§ PROBLEM TO WORK ON:
Note each line where "screenshot" appears, and copy it.
++++ MATERIAL FOR THE TASK
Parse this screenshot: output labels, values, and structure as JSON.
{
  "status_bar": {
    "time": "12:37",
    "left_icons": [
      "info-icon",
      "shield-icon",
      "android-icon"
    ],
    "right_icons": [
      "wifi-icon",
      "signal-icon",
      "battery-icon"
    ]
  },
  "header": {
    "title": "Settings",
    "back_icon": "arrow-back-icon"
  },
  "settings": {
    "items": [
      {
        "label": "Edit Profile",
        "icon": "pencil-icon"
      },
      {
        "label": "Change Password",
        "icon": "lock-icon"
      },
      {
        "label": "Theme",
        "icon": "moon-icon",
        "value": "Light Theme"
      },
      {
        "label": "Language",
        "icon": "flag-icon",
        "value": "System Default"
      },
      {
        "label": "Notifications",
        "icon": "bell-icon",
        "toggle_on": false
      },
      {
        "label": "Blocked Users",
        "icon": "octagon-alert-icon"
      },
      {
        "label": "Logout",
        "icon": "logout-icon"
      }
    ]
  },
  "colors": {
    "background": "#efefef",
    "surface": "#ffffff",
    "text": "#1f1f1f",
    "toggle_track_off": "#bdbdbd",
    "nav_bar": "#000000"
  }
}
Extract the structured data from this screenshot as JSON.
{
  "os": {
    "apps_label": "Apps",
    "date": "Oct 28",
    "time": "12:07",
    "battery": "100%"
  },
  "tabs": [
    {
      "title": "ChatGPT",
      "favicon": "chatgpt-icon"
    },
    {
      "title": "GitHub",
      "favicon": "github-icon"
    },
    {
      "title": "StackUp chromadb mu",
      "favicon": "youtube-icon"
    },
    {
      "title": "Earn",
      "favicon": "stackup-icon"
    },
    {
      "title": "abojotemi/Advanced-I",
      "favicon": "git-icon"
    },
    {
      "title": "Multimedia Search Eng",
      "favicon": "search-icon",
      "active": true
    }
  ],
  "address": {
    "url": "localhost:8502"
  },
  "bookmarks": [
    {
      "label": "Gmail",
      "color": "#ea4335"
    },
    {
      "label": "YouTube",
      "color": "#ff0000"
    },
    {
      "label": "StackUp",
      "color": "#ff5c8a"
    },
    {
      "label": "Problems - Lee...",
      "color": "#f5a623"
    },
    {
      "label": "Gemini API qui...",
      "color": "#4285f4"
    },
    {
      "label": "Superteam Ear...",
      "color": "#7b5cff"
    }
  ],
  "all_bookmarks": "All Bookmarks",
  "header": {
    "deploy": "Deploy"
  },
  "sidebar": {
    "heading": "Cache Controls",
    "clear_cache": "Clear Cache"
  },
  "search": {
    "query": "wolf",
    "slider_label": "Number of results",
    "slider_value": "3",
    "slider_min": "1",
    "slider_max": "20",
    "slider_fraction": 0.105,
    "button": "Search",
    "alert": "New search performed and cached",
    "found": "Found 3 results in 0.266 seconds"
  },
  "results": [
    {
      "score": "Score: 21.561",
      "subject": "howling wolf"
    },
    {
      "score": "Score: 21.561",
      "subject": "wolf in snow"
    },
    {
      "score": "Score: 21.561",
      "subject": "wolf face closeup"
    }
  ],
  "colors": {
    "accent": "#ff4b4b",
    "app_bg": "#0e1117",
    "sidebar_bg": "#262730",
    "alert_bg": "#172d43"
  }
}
++++++++
§ FINISHED EXERCISE:
Parse this screenshot: output labels, values, and structure as JSON.
Extract the structured data from this screenshot as JSON.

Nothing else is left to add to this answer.